> **GIVEN EXERCISE**
Identify the lines bearing the string "博学而笃志切问而近思仁在其中矣" and gather them.

※

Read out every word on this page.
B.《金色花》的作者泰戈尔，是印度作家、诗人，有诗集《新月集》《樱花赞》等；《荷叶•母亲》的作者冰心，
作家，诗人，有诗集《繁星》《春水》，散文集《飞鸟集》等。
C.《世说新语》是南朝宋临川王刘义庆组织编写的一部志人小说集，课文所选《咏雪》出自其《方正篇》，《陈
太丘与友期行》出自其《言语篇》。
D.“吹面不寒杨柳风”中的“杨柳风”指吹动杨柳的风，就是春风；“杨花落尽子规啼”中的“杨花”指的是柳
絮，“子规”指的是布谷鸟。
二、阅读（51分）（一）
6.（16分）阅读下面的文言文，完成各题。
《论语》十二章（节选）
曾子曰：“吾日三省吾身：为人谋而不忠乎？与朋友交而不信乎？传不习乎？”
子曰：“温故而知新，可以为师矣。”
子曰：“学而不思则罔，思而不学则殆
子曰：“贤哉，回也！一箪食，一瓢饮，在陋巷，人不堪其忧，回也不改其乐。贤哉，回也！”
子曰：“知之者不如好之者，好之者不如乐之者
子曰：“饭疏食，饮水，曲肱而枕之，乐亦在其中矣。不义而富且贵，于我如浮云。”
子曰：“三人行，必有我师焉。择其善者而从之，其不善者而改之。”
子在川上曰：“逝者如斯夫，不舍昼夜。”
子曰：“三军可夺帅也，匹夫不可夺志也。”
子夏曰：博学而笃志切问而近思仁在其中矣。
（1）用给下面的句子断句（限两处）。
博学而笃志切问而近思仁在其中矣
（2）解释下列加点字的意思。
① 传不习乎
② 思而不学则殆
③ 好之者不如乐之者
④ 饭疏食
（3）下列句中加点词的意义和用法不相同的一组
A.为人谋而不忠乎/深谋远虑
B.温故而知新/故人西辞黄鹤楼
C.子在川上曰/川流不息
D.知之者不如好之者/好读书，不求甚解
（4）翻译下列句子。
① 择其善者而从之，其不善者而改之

※

> **OUTPUT OF THE TASK**
子夏曰：博学而笃志切问而近思仁在其中矣。
博学而笃志切问而近思仁在其中矣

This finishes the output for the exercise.